> [WHAT NEEDS TO BE DONE] Records follow. Pull out every line that contains "price".

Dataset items
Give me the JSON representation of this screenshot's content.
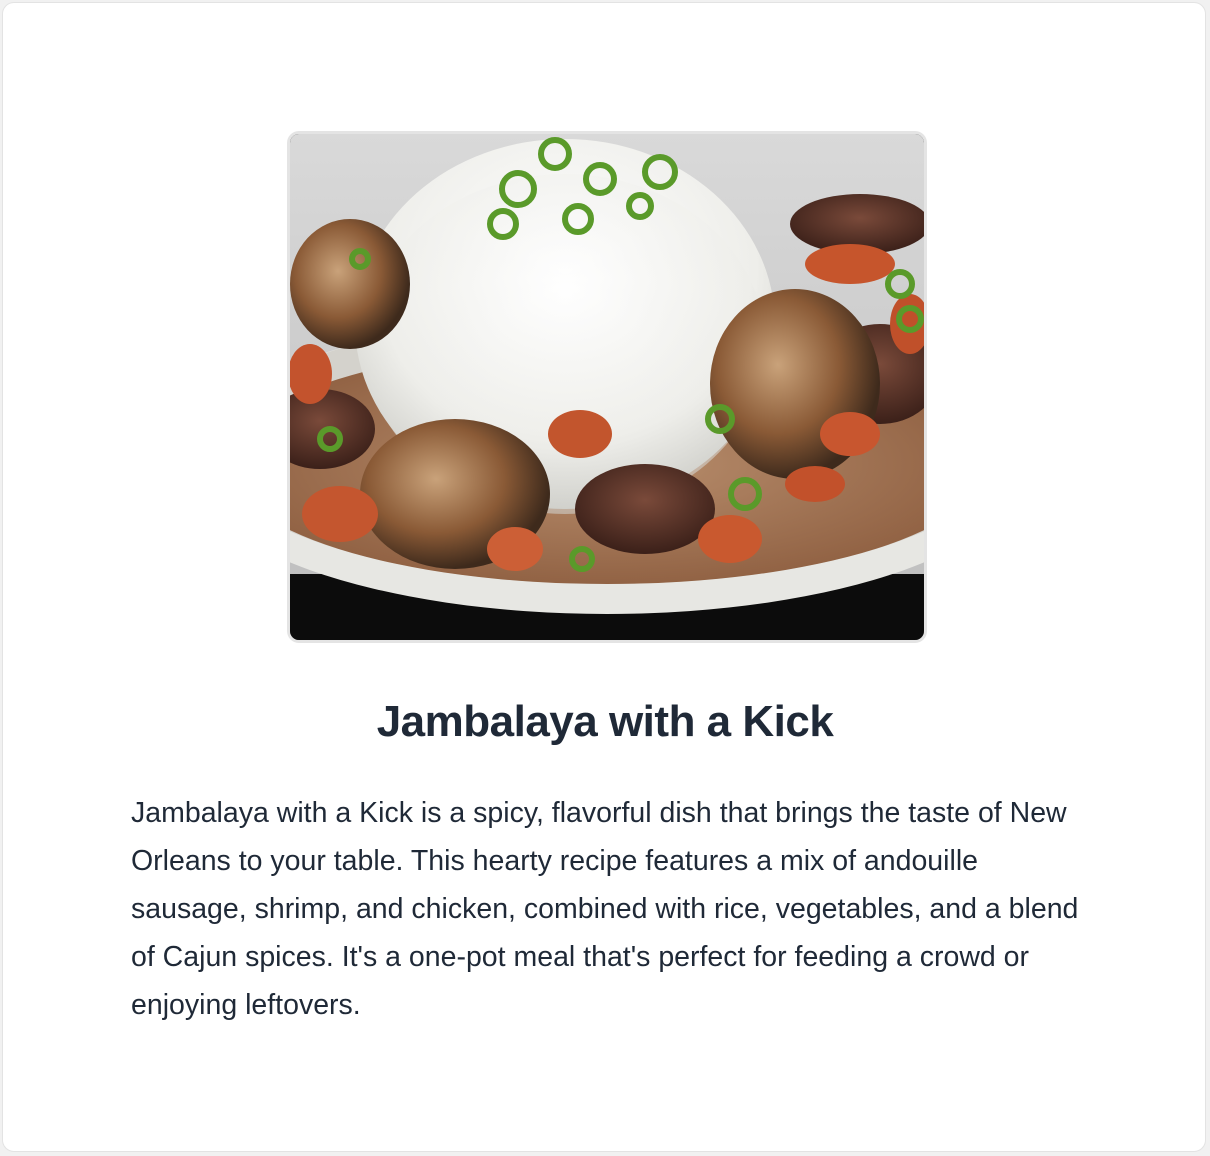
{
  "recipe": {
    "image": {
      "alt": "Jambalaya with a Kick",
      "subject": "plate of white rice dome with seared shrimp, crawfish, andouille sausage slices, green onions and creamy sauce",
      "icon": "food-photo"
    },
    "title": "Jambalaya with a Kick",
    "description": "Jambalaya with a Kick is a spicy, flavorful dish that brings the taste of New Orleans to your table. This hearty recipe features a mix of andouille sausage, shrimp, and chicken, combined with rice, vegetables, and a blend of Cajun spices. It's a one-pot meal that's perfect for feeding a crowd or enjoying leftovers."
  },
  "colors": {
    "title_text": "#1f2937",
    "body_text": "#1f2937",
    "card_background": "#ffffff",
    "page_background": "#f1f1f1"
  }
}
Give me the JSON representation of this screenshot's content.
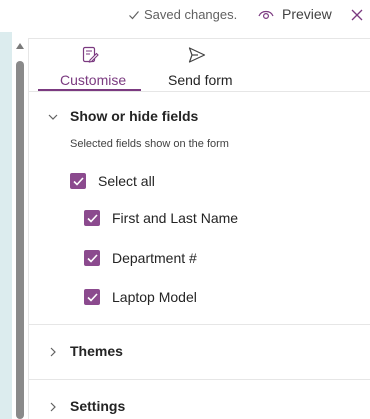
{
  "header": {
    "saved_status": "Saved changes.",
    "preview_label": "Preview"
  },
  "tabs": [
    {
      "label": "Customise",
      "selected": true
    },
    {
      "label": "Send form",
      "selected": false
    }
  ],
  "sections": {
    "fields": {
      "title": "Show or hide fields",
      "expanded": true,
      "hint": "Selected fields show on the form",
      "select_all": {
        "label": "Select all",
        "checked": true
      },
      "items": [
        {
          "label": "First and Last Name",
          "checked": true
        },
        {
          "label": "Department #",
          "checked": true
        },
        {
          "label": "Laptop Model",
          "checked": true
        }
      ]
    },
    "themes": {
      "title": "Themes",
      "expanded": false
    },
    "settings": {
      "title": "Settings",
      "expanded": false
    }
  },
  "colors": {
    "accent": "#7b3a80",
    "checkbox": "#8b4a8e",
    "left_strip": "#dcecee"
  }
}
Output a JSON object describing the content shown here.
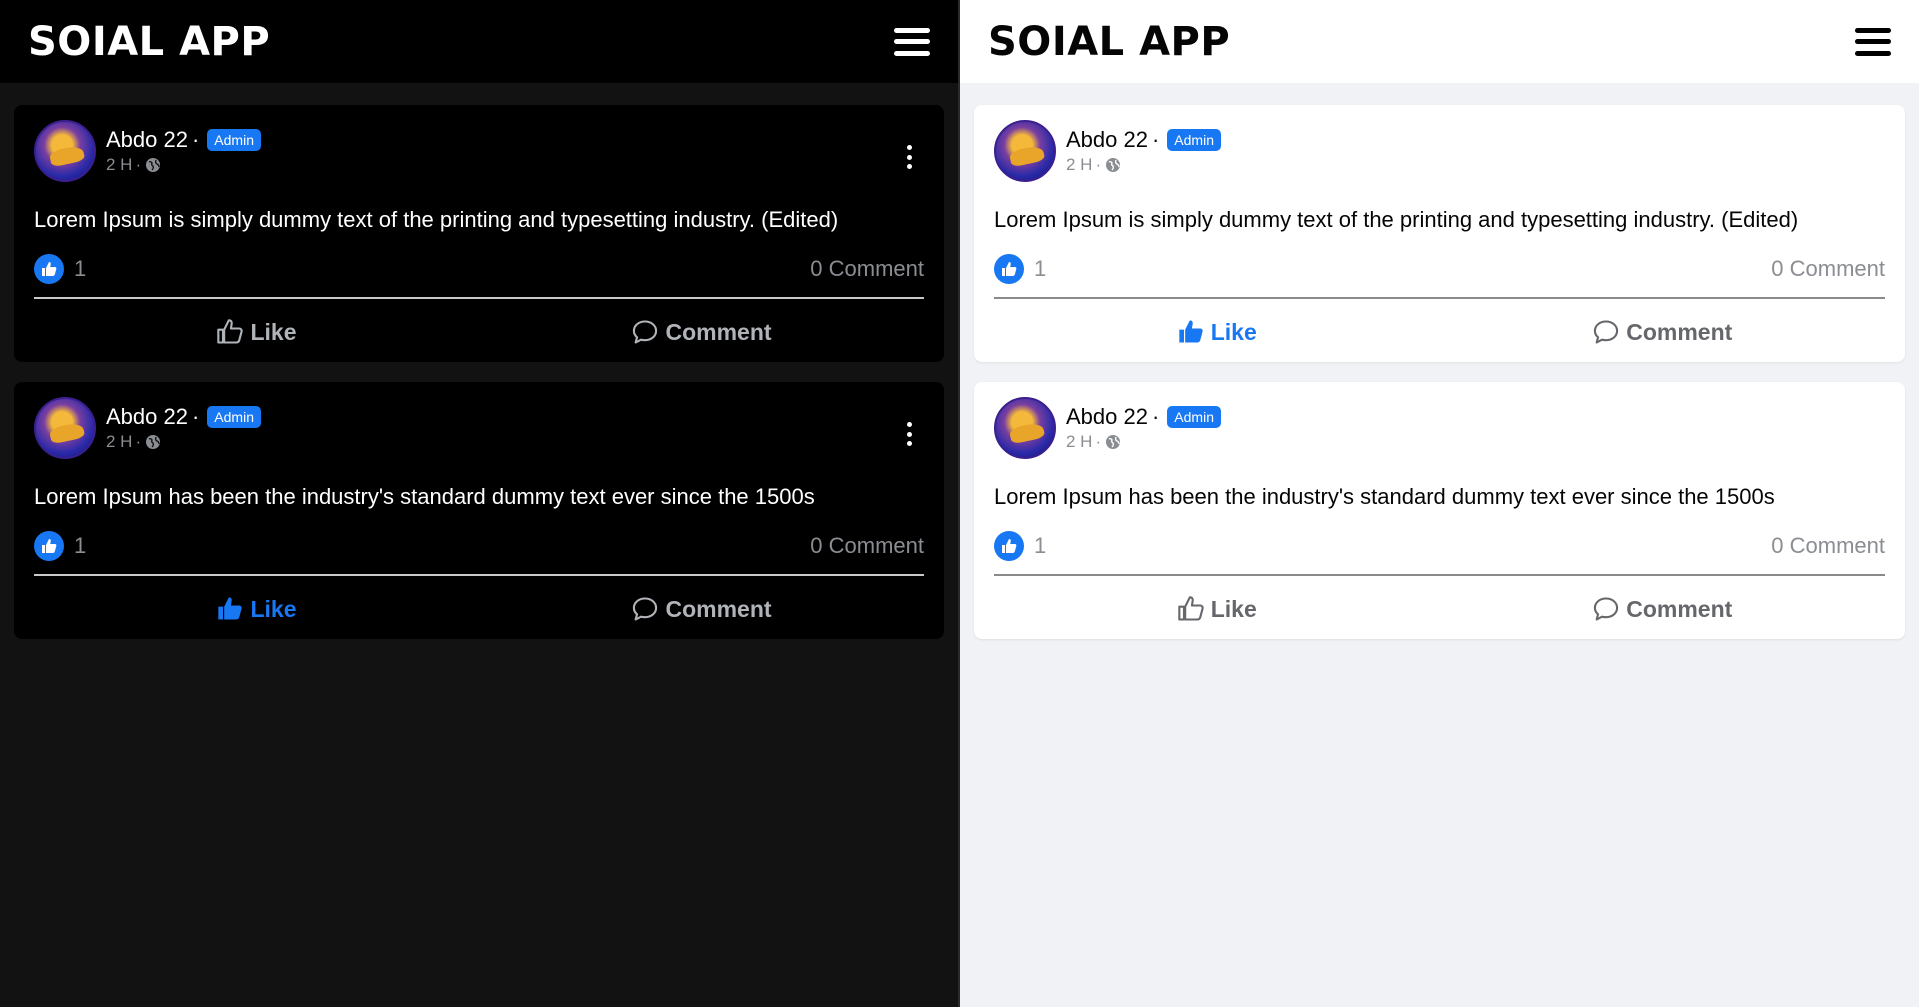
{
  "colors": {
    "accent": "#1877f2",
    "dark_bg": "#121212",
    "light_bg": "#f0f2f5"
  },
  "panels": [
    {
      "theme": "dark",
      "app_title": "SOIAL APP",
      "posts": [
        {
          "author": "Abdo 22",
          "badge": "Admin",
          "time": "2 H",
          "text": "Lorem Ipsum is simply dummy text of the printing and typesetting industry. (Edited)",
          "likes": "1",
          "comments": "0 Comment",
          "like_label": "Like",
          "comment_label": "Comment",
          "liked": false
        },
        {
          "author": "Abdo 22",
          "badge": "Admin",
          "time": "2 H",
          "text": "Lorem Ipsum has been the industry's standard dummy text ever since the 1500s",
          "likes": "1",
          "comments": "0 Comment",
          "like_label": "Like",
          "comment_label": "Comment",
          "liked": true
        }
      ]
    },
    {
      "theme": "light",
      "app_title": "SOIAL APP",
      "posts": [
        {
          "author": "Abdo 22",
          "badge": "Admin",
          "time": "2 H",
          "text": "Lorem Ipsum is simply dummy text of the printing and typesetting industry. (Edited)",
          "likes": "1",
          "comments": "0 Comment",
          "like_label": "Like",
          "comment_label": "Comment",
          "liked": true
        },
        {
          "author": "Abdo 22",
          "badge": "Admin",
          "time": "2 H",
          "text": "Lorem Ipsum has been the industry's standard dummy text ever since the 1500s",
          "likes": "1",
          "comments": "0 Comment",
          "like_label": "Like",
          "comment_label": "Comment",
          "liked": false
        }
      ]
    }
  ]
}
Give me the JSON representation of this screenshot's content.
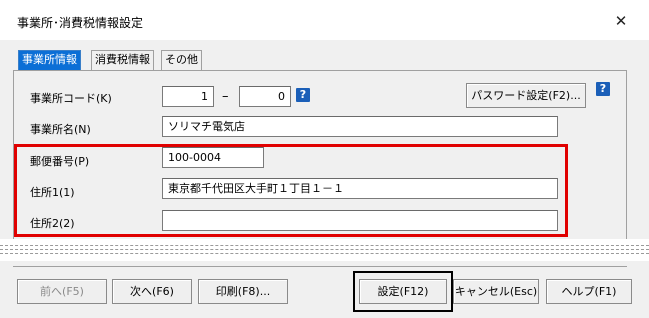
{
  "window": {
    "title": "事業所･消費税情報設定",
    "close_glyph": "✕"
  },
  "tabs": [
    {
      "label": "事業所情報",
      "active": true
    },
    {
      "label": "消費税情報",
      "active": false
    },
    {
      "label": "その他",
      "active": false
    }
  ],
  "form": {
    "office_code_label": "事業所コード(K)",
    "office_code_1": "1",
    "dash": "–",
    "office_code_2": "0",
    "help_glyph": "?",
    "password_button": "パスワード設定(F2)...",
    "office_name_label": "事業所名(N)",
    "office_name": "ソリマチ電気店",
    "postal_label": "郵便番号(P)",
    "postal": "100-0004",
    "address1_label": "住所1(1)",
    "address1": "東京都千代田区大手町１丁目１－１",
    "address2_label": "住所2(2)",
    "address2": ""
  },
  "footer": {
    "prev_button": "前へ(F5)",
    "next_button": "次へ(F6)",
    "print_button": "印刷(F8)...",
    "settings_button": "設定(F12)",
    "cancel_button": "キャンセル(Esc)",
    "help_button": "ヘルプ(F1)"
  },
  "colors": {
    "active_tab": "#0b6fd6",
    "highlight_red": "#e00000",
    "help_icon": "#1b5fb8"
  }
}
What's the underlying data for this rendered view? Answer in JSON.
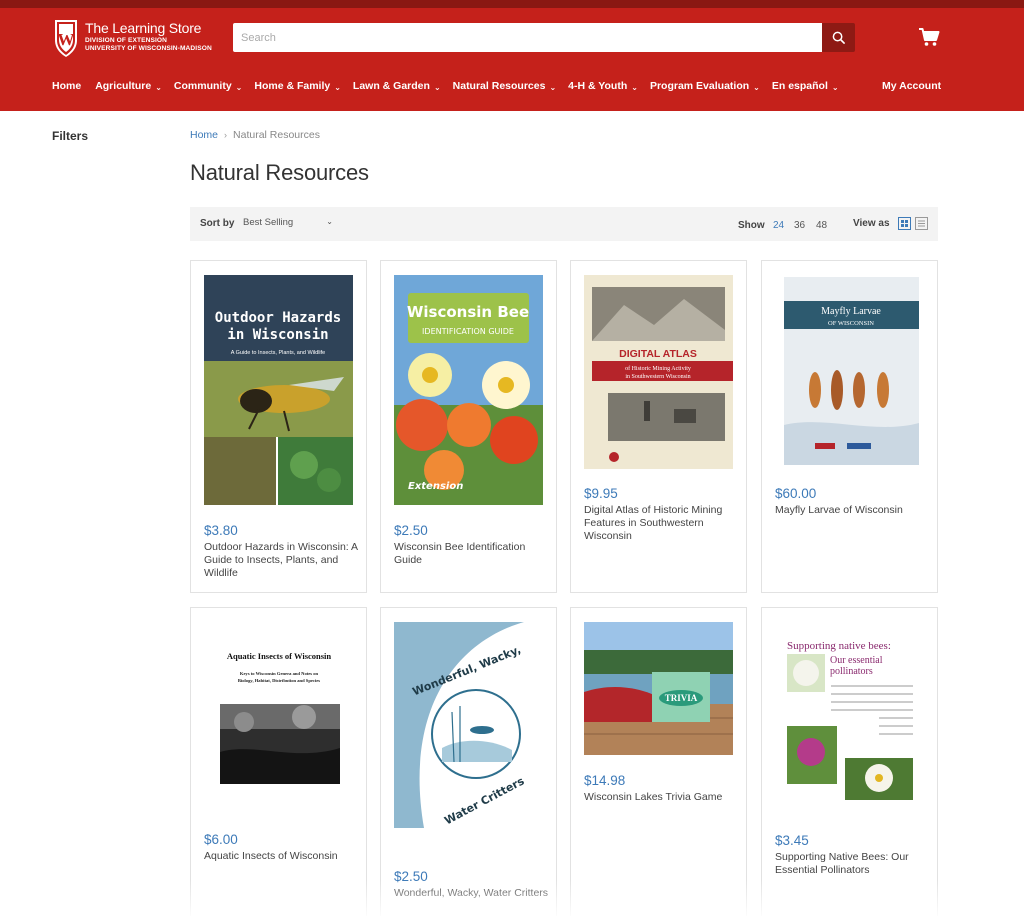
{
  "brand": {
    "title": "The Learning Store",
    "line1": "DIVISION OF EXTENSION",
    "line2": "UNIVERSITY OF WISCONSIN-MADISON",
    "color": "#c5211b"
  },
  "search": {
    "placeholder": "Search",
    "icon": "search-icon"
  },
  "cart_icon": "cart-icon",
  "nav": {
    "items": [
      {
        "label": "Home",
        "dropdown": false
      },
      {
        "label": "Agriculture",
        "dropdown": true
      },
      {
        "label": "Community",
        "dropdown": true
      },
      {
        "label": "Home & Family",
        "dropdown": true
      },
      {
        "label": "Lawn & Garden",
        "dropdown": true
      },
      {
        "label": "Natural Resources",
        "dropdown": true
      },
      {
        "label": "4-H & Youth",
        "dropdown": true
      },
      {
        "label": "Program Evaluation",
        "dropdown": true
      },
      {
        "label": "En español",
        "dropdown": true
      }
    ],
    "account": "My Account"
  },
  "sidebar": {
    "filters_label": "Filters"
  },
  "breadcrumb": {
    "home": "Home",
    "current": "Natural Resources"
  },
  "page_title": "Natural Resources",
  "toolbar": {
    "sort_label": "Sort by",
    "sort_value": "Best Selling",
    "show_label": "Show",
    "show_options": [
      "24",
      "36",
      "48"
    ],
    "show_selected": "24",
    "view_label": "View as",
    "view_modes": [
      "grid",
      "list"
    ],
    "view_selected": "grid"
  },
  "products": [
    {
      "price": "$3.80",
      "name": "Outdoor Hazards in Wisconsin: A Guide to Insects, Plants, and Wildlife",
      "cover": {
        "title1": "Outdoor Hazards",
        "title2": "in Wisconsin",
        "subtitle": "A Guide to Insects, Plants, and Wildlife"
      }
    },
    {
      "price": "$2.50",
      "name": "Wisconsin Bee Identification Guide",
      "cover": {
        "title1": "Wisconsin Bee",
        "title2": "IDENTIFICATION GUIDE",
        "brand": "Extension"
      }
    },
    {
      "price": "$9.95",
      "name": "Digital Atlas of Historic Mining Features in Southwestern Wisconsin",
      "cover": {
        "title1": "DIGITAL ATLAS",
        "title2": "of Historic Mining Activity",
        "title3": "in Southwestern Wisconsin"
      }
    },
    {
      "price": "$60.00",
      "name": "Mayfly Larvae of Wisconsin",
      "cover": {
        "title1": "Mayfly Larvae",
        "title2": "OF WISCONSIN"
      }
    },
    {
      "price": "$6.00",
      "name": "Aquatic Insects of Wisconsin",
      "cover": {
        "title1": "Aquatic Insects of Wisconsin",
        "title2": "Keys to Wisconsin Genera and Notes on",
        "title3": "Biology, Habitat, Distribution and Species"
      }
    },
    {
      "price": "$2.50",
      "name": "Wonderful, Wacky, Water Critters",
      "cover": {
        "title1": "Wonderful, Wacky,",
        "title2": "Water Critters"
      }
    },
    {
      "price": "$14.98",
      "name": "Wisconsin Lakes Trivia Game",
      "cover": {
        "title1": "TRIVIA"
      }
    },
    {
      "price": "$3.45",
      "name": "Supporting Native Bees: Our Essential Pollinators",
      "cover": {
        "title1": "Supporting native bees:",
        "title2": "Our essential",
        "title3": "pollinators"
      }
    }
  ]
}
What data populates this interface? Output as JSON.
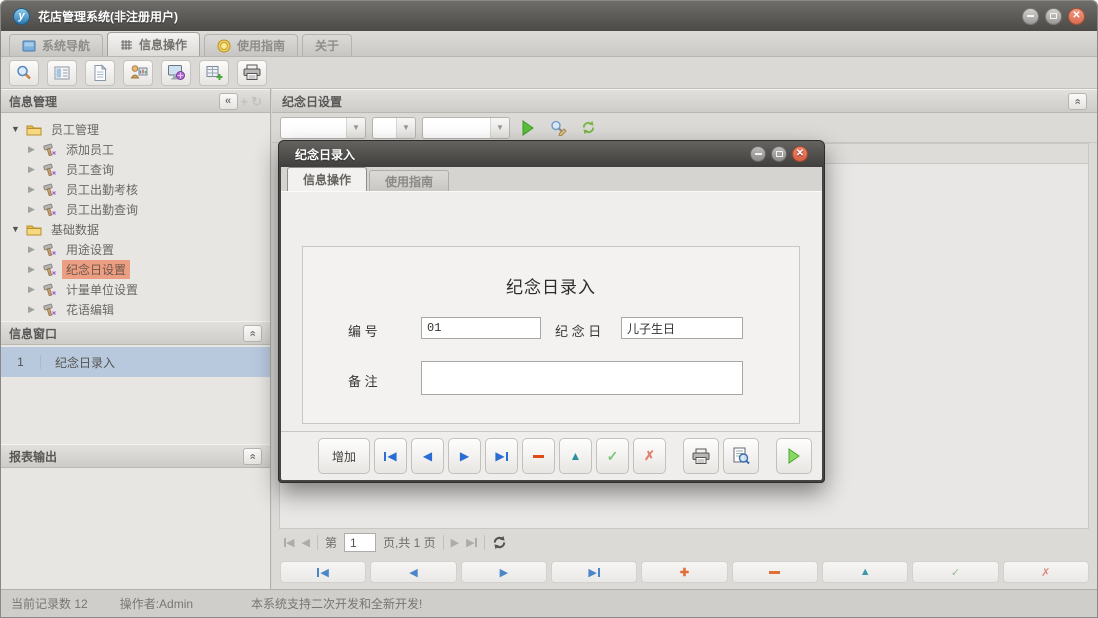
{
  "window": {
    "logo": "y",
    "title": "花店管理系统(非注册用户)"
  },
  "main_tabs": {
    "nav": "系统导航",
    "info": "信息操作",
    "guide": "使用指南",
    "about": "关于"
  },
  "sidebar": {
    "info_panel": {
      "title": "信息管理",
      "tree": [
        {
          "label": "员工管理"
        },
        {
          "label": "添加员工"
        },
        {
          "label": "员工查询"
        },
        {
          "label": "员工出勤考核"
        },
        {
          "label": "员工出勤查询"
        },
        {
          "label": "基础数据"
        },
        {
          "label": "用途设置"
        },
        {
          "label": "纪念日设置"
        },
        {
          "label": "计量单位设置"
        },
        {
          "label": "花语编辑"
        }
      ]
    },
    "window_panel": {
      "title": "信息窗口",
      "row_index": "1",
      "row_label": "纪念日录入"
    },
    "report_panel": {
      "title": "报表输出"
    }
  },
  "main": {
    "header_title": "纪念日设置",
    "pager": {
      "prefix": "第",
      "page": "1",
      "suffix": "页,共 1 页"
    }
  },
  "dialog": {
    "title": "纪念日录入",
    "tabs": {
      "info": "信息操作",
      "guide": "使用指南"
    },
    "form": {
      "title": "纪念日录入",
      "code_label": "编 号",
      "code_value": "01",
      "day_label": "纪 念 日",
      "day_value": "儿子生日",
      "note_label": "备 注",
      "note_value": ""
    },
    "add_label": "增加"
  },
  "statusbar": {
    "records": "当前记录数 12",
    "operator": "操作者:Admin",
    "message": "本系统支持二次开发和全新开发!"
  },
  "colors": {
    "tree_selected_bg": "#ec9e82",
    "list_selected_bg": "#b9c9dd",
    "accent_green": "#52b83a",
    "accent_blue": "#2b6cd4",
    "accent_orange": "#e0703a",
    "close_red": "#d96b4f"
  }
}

> [THE COMPLETED TASK]
      "price": "$3.80",
      "price": "$2.50",
      "price": "$9.95",
      "price": "$60.00",
      "price": "$6.00",
      "price": "$2.50",
      "price": "$14.98",
      "price": "$3.45",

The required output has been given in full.